Items listed in a dataset:
++++++++++

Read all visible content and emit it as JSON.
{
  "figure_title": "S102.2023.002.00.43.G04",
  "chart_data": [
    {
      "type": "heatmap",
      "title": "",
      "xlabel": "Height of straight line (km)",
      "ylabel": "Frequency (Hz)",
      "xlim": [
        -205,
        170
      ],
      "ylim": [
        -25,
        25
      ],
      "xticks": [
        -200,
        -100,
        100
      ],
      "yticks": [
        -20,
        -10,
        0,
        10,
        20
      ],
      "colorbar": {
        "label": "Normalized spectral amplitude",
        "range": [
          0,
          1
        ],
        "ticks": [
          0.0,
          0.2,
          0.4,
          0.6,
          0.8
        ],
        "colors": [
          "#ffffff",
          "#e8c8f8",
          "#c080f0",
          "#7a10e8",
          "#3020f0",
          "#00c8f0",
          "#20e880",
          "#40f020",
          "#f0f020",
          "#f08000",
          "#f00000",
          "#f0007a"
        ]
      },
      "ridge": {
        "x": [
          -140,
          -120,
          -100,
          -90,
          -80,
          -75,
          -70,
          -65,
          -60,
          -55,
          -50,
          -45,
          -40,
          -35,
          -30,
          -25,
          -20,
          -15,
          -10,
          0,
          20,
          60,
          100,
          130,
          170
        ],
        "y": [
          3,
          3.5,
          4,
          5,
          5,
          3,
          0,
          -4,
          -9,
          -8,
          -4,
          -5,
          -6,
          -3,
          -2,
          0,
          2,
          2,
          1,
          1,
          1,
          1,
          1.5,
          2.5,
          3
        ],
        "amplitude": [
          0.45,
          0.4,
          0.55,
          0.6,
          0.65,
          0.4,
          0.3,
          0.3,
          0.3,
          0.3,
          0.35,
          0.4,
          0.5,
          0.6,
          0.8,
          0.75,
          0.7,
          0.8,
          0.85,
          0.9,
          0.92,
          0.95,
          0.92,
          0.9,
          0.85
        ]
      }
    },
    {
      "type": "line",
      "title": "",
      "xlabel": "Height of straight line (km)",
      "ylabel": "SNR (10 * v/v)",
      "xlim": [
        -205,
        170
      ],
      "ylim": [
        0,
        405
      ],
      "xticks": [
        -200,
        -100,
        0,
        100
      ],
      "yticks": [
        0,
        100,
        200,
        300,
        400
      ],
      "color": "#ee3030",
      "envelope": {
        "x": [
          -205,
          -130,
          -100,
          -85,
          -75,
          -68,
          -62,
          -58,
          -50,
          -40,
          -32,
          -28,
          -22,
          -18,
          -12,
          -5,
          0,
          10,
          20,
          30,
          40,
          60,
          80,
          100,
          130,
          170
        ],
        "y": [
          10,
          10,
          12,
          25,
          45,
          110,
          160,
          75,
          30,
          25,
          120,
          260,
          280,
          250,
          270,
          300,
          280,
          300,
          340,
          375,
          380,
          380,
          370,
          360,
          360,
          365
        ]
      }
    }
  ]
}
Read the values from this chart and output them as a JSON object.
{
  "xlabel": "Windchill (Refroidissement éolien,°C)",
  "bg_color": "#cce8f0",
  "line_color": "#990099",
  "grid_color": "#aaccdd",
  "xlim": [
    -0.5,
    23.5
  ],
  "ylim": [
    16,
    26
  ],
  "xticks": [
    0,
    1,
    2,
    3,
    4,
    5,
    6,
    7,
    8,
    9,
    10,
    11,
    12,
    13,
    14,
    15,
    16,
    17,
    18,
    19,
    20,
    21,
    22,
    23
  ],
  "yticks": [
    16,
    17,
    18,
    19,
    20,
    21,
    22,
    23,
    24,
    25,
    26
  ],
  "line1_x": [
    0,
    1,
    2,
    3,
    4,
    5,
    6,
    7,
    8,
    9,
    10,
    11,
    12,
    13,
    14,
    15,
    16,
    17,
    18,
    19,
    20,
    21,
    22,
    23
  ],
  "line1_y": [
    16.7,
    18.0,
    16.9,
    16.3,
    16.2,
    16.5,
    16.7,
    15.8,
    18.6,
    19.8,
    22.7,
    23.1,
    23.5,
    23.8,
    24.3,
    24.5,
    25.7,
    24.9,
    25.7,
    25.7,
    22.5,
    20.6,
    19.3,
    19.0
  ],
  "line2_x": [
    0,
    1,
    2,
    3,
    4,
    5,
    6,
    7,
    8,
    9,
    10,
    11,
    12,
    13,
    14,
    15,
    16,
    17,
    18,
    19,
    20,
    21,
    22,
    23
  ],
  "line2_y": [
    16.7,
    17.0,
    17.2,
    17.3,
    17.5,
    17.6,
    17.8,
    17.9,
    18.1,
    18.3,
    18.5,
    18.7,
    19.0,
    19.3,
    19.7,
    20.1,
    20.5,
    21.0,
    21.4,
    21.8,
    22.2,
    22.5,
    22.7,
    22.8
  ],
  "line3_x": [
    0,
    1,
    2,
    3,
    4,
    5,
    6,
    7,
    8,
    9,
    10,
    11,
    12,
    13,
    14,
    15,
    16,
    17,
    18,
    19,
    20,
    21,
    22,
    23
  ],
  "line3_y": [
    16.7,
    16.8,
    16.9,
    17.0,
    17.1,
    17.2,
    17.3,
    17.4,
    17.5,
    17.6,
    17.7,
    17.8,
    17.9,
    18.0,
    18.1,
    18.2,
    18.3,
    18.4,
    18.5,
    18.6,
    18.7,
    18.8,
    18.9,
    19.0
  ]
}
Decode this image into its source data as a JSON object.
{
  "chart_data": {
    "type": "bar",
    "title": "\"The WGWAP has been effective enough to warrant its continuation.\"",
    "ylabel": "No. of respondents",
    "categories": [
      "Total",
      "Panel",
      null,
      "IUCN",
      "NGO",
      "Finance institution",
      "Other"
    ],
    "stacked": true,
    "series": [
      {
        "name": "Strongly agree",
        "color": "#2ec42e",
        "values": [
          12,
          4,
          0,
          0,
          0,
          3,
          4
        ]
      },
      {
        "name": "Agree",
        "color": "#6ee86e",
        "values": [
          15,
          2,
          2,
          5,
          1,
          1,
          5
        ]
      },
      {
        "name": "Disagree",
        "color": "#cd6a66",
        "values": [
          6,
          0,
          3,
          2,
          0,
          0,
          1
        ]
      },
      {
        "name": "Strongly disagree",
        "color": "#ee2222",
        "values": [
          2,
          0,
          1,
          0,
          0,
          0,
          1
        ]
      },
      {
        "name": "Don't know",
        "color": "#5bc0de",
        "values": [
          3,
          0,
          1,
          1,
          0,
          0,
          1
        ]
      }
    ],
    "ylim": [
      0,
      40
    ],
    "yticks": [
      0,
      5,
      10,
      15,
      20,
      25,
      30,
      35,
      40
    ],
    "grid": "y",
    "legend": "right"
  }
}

++++++++++

**Request:** Scan the listing above. Gather each line that contains the word "this".

**Full output:**
Read the values from this chart and output them as a JSON object.
Decode this image into its source data as a JSON object.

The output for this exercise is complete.